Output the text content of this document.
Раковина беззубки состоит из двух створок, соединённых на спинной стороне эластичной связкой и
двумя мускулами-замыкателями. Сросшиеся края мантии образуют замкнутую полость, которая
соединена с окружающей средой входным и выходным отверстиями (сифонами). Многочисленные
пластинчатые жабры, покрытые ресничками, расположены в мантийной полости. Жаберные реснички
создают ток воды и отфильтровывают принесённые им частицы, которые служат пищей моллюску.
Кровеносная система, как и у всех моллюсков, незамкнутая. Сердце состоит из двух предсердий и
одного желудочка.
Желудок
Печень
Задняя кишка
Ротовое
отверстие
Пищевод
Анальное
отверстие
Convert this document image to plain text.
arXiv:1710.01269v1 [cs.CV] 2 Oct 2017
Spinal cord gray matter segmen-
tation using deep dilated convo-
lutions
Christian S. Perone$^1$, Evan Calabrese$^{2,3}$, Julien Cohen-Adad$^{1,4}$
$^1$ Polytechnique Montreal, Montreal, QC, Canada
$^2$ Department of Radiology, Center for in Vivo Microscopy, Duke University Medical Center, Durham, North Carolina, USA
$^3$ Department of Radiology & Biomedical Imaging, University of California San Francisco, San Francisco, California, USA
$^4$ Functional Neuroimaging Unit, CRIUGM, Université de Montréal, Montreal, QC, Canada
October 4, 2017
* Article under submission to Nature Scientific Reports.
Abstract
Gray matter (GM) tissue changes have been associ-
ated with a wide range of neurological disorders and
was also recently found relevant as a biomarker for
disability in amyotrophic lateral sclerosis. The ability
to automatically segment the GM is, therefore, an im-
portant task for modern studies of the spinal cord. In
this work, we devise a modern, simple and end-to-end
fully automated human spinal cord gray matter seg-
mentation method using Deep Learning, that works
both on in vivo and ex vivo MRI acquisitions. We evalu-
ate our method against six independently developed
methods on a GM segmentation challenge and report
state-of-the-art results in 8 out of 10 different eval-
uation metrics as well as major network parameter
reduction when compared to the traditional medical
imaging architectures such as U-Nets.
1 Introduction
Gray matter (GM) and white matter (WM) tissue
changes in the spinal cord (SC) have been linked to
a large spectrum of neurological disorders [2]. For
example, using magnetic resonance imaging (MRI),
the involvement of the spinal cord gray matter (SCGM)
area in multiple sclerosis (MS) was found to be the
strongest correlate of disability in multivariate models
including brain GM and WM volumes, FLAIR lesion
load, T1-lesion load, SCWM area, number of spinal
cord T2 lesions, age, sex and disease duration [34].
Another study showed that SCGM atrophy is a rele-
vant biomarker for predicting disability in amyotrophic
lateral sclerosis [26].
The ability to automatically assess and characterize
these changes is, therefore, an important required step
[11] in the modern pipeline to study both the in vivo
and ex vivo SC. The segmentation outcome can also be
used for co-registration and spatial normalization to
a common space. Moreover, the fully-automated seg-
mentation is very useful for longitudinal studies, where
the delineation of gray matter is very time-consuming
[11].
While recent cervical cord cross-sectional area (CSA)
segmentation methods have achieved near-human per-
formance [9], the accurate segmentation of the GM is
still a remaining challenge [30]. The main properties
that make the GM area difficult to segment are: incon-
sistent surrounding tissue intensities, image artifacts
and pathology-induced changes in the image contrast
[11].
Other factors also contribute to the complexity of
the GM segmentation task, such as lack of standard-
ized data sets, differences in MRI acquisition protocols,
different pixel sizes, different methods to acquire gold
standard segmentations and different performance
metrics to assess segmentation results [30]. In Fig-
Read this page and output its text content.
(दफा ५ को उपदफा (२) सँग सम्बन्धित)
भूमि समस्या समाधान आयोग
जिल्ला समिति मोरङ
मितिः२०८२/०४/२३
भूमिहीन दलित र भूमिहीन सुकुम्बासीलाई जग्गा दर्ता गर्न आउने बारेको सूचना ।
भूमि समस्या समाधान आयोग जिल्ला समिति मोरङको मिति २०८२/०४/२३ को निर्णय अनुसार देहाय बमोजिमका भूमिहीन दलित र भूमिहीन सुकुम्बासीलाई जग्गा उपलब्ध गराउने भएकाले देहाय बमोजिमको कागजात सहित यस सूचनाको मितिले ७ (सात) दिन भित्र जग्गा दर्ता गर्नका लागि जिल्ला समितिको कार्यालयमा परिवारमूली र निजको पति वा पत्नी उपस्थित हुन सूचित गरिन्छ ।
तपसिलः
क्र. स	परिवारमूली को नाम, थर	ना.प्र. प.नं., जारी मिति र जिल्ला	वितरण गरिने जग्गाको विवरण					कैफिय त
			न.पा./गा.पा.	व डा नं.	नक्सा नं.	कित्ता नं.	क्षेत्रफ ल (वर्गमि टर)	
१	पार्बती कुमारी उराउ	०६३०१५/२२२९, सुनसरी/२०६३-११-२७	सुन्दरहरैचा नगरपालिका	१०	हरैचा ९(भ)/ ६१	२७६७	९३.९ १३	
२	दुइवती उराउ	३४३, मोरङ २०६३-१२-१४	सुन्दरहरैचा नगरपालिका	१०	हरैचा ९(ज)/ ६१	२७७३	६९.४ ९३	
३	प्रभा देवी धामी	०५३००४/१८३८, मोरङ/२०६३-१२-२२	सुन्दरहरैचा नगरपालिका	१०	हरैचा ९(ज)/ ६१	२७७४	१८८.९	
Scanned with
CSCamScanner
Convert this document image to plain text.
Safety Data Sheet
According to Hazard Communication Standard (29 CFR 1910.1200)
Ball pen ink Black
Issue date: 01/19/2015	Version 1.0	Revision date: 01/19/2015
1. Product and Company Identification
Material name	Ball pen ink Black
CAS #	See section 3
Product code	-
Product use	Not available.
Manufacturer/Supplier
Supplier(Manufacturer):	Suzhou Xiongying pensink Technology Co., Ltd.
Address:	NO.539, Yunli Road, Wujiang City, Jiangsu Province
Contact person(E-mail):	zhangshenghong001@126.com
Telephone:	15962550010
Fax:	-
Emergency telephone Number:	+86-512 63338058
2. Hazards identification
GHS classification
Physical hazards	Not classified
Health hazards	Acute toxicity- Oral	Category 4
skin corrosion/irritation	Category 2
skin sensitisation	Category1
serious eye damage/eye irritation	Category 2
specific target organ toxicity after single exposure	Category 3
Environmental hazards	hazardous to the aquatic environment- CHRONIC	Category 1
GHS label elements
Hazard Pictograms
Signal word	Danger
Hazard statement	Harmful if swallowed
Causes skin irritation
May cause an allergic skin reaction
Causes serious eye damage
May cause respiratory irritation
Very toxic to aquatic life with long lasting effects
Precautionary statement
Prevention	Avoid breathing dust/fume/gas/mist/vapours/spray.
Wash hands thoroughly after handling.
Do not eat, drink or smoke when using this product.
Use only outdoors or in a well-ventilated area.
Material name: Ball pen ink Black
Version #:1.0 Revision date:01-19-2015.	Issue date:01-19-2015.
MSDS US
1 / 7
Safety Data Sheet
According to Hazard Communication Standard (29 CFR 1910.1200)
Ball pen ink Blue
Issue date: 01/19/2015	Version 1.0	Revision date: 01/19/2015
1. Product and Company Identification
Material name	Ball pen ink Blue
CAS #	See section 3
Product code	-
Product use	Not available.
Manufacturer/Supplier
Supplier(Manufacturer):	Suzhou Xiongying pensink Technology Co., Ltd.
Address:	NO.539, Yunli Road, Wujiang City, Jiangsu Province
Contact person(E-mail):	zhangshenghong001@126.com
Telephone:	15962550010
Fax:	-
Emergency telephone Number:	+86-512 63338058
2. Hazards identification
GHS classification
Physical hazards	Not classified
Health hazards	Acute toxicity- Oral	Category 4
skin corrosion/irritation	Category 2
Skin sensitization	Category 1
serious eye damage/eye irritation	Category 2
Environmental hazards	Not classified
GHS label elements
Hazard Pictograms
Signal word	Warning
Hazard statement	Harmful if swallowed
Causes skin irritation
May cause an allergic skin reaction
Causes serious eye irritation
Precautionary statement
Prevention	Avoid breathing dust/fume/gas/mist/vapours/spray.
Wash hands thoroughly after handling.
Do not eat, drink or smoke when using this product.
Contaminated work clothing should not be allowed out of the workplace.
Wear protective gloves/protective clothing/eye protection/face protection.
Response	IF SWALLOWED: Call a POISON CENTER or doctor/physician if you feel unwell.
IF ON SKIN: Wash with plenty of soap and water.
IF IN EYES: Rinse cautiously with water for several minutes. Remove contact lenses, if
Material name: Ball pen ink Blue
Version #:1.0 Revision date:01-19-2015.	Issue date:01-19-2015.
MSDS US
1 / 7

TASK DIRECTIONS
Report back each line of the entries that holds the string "Environmental".

FINISHED EXERCISE
Environmental hazards	hazardous to the aquatic environment- CHRONIC	Category 1
Environmental hazards	Not classified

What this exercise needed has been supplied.